▶ _Instruction_: Copy each line of the records that contains the word "object".

▶ _Excerpted data_:
■ ■ ■

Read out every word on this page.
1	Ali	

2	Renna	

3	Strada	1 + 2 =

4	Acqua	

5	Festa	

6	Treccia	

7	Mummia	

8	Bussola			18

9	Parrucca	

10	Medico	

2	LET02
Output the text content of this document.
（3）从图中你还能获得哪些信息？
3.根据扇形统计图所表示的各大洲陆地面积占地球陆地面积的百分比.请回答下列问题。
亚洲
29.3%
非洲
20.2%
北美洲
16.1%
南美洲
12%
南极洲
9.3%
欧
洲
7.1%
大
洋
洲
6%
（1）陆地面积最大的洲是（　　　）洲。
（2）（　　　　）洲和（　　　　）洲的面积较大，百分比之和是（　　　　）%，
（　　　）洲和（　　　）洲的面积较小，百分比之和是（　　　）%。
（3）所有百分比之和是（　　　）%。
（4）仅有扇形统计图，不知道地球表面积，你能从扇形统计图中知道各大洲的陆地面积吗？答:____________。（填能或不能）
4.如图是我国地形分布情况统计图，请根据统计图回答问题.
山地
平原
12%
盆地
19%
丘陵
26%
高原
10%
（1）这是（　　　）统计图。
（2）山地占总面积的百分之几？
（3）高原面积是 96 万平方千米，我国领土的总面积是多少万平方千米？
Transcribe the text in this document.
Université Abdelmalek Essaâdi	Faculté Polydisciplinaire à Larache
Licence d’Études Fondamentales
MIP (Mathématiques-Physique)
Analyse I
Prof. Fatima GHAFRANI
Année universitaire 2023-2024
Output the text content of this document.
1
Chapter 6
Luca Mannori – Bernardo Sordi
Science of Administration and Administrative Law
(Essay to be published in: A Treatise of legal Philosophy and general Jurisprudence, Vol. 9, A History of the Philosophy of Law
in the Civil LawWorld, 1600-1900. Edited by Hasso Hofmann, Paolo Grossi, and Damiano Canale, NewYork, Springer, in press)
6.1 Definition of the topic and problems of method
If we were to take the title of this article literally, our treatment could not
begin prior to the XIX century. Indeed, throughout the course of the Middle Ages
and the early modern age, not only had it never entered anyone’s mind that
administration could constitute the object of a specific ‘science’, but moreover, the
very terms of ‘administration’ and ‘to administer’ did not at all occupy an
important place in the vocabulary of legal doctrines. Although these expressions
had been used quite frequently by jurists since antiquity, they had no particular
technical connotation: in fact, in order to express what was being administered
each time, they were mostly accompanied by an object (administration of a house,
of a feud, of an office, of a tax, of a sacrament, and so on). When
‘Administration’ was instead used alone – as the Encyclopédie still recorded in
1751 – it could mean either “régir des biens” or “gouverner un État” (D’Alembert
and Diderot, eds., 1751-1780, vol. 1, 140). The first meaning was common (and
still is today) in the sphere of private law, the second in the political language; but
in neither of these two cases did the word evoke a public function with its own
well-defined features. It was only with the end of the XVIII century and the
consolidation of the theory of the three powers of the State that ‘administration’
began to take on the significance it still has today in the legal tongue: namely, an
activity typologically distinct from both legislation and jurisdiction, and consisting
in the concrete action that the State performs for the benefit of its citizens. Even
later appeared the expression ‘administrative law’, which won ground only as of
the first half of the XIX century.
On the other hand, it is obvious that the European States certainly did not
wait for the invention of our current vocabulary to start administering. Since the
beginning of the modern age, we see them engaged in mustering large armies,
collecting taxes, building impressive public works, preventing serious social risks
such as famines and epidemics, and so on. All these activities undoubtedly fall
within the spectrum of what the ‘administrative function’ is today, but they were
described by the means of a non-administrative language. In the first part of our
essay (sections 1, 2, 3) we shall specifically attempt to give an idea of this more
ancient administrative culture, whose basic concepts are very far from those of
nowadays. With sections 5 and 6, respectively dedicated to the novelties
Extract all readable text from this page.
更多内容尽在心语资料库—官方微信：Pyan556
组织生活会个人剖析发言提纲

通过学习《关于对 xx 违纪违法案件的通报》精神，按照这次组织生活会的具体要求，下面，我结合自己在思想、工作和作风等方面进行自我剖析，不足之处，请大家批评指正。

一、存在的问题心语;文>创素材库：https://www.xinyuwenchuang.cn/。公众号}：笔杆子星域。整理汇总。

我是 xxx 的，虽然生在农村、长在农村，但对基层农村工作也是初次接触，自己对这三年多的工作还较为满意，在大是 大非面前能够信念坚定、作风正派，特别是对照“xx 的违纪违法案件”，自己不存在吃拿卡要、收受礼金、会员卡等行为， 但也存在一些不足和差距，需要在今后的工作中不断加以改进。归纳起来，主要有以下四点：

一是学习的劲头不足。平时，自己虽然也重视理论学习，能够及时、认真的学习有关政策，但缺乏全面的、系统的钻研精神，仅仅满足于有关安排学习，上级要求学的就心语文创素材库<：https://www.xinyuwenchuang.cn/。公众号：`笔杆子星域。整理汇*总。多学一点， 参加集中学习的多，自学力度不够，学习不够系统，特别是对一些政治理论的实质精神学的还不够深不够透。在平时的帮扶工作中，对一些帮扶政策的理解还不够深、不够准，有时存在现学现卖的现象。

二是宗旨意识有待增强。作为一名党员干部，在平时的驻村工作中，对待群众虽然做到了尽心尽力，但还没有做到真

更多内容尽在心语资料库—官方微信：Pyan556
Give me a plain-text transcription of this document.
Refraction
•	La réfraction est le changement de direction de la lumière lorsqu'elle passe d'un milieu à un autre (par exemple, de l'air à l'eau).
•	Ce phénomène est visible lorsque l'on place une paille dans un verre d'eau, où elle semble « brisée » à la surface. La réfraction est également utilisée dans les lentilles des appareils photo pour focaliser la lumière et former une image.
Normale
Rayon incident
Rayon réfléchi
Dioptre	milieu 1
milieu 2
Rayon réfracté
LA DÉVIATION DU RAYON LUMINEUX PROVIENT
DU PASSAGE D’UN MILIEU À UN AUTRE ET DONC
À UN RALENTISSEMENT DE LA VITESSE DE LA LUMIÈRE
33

■ ■ ■

▶ _Exercise output_:
administration could constitute the object of a specific ‘science’, but moreover, the
each time, they were mostly accompanied by an object (administration of a house,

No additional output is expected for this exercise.